→ **WHAT TO DO**:
The entries below should be given again exactly, minus their pictures.

→ **DATA ROWS**:
· · · · · · ·

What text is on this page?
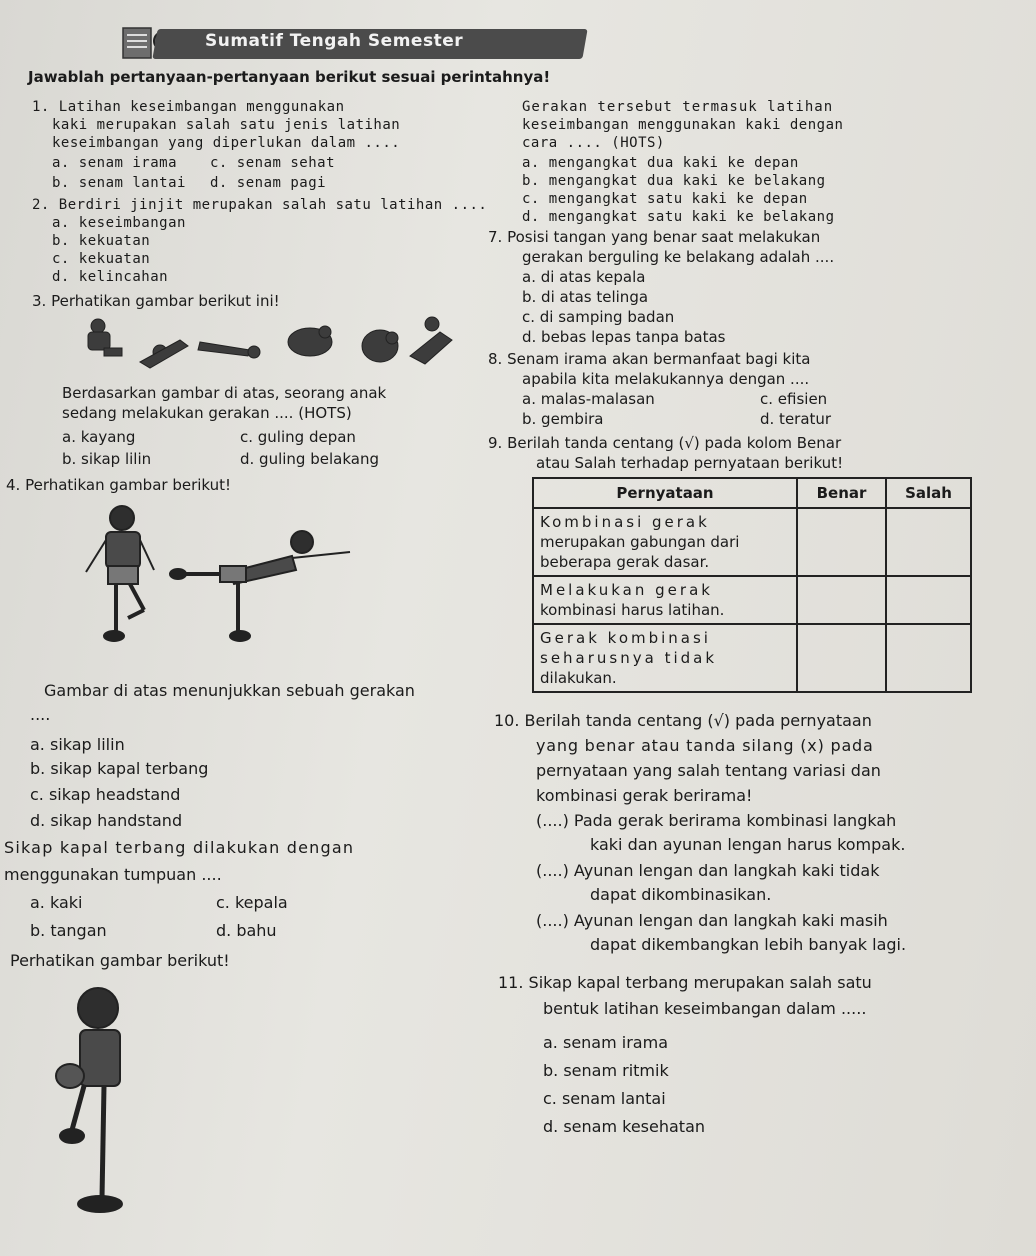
Sumatif Tengah Semester
Jawablah pertanyaan-pertanyaan berikut sesuai perintahnya!
1. Latihan keseimbangan menggunakan
kaki merupakan salah satu jenis latihan
keseimbangan yang diperlukan dalam ....
a. senam irama c. senam sehat
b. senam lantai d. senam pagi
2. Berdiri jinjit merupakan salah satu latihan ....
a. keseimbangan
b. kekuatan
c. kekuatan
d. kelincahan
3. Perhatikan gambar berikut ini!
Berdasarkan gambar di atas, seorang anak
sedang melakukan gerakan .... (HOTS)
a. kayang	c. guling depan
b. sikap lilin	d. guling belakang
4. Perhatikan gambar berikut!
Gambar di atas menunjukkan sebuah gerakan
....
a. sikap lilin
b. sikap kapal terbang
c. sikap headstand
d. sikap handstand
Sikap kapal terbang dilakukan dengan
menggunakan tumpuan ....
a. kaki	c. kepala
b. tangan	d. bahu
Perhatikan gambar berikut!
Gerakan tersebut termasuk latihan
keseimbangan menggunakan kaki dengan
cara .... (HOTS)
a. mengangkat dua kaki ke depan
b. mengangkat dua kaki ke belakang
c. mengangkat satu kaki ke depan
d. mengangkat satu kaki ke belakang
7. Posisi tangan yang benar saat melakukan
gerakan berguling ke belakang adalah ....
a. di atas kepala
b. di atas telinga
c. di samping badan
d. bebas lepas tanpa batas
8. Senam irama akan bermanfaat bagi kita
apabila kita melakukannya dengan ....
a. malas-malasan	c. efisien
b. gembira	d. teratur
9. Berilah tanda centang (√) pada kolom Benar
atau Salah terhadap pernyataan berikut!
Pernyataan	Benar	Salah

Kombinasi gerak
merupakan gabungan dari
beberapa gerak dasar.		

Melakukan gerak
kombinasi harus latihan.		

Gerak kombinasi
seharusnya tidak
dilakukan.		

10. Berilah tanda centang (√) pada pernyataan
yang benar atau tanda silang (x) pada
pernyataan yang salah tentang variasi dan
kombinasi gerak berirama!
(....) Pada gerak berirama kombinasi langkah
kaki dan ayunan lengan harus kompak.
(....) Ayunan lengan dan langkah kaki tidak
dapat dikombinasikan.
(....) Ayunan lengan dan langkah kaki masih
dapat dikembangkan lebih banyak lagi.
11. Sikap kapal terbang merupakan salah satu
bentuk latihan keseimbangan dalam .....
a. senam irama
b. senam ritmik
c. senam lantai
d. senam kesehatan
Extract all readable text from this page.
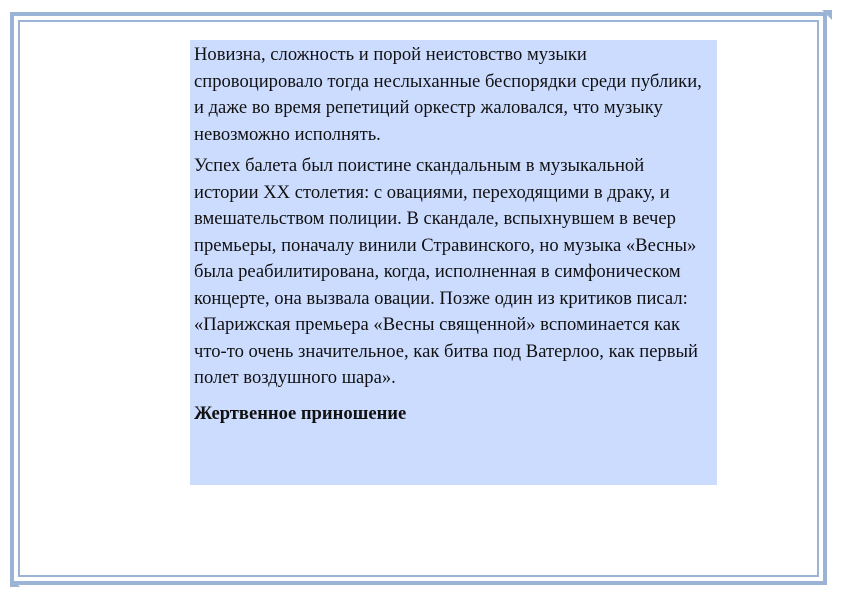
Новизна, сложность и порой неистовство музыки спровоцировало тогда неслыханные беспорядки среди публики, и даже во время репетиций оркестр жаловался, что музыку невозможно исполнять.

Успех балета был поистине скандальным в музыкальной истории XX столетия: с овациями, переходящими в драку, и вмешательством полиции. В скандале, вспыхнувшем в вечер премьеры, поначалу винили Стравинского, но музыка «Весны» была реабилитирована, когда, исполненная в симфоническом концерте, она вызвала овации. Позже один из критиков писал: «Парижская премьера «Весны священной» вспоминается как что-то очень значительное, как битва под Ватерлоо, как первый полет воздушного шара».

Жертвенное приношение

· · · · · · ·

→ **RESULT BELOW**:
What text is on this page?
Sumatif Tengah Semester
Jawablah pertanyaan-pertanyaan berikut sesuai perintahnya!
1. Latihan keseimbangan menggunakan
kaki merupakan salah satu jenis latihan
keseimbangan yang diperlukan dalam ....
a. senam irama c. senam sehat
b. senam lantai d. senam pagi
2. Berdiri jinjit merupakan salah satu latihan ....
a. keseimbangan
b. kekuatan
c. kekuatan
d. kelincahan
3. Perhatikan gambar berikut ini!
Berdasarkan gambar di atas, seorang anak
sedang melakukan gerakan .... (HOTS)
a. kayang	c. guling depan
b. sikap lilin	d. guling belakang
4. Perhatikan gambar berikut!
Gambar di atas menunjukkan sebuah gerakan
....
a. sikap lilin
b. sikap kapal terbang
c. sikap headstand
d. sikap handstand
Sikap kapal terbang dilakukan dengan
menggunakan tumpuan ....
a. kaki	c. kepala
b. tangan	d. bahu
Perhatikan gambar berikut!
Gerakan tersebut termasuk latihan
keseimbangan menggunakan kaki dengan
cara .... (HOTS)
a. mengangkat dua kaki ke depan
b. mengangkat dua kaki ke belakang
c. mengangkat satu kaki ke depan
d. mengangkat satu kaki ke belakang
7. Posisi tangan yang benar saat melakukan
gerakan berguling ke belakang adalah ....
a. di atas kepala
b. di atas telinga
c. di samping badan
d. bebas lepas tanpa batas
8. Senam irama akan bermanfaat bagi kita
apabila kita melakukannya dengan ....
a. malas-malasan	c. efisien
b. gembira	d. teratur
9. Berilah tanda centang (√) pada kolom Benar
atau Salah terhadap pernyataan berikut!
Pernyataan	Benar	Salah

Kombinasi gerak
merupakan gabungan dari
beberapa gerak dasar.		

Melakukan gerak
kombinasi harus latihan.		

Gerak kombinasi
seharusnya tidak
dilakukan.		

10. Berilah tanda centang (√) pada pernyataan
yang benar atau tanda silang (x) pada
pernyataan yang salah tentang variasi dan
kombinasi gerak berirama!
(....) Pada gerak berirama kombinasi langkah
kaki dan ayunan lengan harus kompak.
(....) Ayunan lengan dan langkah kaki tidak
dapat dikombinasikan.
(....) Ayunan lengan dan langkah kaki masih
dapat dikembangkan lebih banyak lagi.
11. Sikap kapal terbang merupakan salah satu
bentuk latihan keseimbangan dalam .....
a. senam irama
b. senam ritmik
c. senam lantai
d. senam kesehatan
Extract all readable text from this page.
Новизна, сложность и порой неистовство музыки спровоцировало тогда неслыханные беспорядки среди публики, и даже во время репетиций оркестр жаловался, что музыку невозможно исполнять.

Успех балета был поистине скандальным в музыкальной истории XX столетия: с овациями, переходящими в драку, и вмешательством полиции. В скандале, вспыхнувшем в вечер премьеры, поначалу винили Стравинского, но музыка «Весны» была реабилитирована, когда, исполненная в симфоническом концерте, она вызвала овации. Позже один из критиков писал: «Парижская премьера «Весны священной» вспоминается как что-то очень значительное, как битва под Ватерлоо, как первый полет воздушного шара».

Жертвенное приношение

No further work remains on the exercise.